Ce travail de longue haleine a permis aux apprenants de s’investir dans un projet commun et d’avoir la responsabilité de tenir leur engagement dans le groupe de travail. Cet exercice de rédaction régulier a par ailleurs offert à la formatrice l’opportunité d’identifier au mieux les lacunes et difficultés de chaque apprenant et d’y pallier progressivement.

En complément, des exercices de grammaire ou des dictées en lien avec les difficultés et lacunes identifiées par la formatrice dans les divers écrits des apprenants leur étaient régulièrement transmis. Le suivi s’établissait ensuite sous forme d’allers-retours (questions-réponses, etc.).

Avec le sous-groupe plus débutant

Avec les autres apprenants du groupe, plus débutants, l’action pédagogique s’est essentiellement concentrée sur l’apprentissage de l’écriture, en apprivoisant graduellement les sons au travers de dictées et la mémorisation de mots du vocabulaire orthographique de base (VOB).

Problème à résoudre -> Poursuivez le texte sur l'apprentissage de l'écriture par les apprenants à partir de sa dernière phrase.

Entrées enregistrées
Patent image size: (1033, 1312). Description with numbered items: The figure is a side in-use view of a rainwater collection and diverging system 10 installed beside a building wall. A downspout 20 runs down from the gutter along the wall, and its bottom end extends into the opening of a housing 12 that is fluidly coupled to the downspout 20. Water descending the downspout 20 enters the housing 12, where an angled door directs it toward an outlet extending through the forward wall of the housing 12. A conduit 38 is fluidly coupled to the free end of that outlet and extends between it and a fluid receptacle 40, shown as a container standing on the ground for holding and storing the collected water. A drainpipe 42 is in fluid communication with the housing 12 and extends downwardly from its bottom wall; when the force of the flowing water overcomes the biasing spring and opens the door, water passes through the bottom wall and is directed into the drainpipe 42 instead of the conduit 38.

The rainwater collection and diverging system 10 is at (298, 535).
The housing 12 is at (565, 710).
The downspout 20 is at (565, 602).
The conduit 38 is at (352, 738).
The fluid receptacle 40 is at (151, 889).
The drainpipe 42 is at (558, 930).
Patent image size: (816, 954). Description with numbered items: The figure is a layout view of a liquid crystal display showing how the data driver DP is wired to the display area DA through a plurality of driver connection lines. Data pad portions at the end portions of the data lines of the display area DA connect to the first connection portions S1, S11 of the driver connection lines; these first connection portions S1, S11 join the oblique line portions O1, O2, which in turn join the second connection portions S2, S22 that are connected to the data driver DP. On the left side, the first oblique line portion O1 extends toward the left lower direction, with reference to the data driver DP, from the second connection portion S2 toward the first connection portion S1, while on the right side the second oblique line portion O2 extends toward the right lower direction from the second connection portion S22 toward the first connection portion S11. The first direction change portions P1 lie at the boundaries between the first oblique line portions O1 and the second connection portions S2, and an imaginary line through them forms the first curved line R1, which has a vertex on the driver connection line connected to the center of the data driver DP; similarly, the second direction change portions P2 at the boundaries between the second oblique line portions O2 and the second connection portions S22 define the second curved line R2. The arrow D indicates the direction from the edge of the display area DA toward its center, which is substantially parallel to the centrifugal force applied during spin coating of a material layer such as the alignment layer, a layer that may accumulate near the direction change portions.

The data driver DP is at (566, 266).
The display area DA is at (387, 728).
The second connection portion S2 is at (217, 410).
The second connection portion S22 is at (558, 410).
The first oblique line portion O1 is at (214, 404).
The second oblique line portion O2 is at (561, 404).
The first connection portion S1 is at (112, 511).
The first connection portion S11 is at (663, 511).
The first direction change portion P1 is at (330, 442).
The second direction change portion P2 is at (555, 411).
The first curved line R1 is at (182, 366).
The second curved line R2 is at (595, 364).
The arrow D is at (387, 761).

Réponse au problème ->
Concrètement, les mots à acquérir étaient préalablement présentés et transmis aux apprenants via WhatsApp sous forme d’un document PDF, et ce deux jours à l’avance. Le jour de la formation à distance, les nouveaux mots et ceux acquis précédemment étaient dictés par la formatrice sous forme de phrases simples. Les apprenants les écrivaient sur une ardoise et, par écran interposé, proposaient leur écrit à la formatrice pour correction orale. À l’issue de la séance, cinq phrases récapitulatives des acquis du jour étaient proposées par la formatrice via un message audio sur WhatsApp. Les apprenants étaient libres de lui remettre leur écrit avant la session suivante, sous forme d’une photo transmise également par WhatsApp. Ensuite, la formatrice leur renvoyait une photo de leur écrit avec les éventuelles corrections à apporter.

Évaluation

L’évaluation est le fondement même de l’activité de formation. Verbaliser sur son chemin d’apprentissage conduit à mieux se situer. Cette expérience de distanciation, à la fois forcée et choisie, a mobilisé des compétences méta­cognitives nouvelles chez les apprenants. La formation à distance et ses outils ont pu ainsi être démystifiés. Ils sont devenus libérateurs et non plus subis.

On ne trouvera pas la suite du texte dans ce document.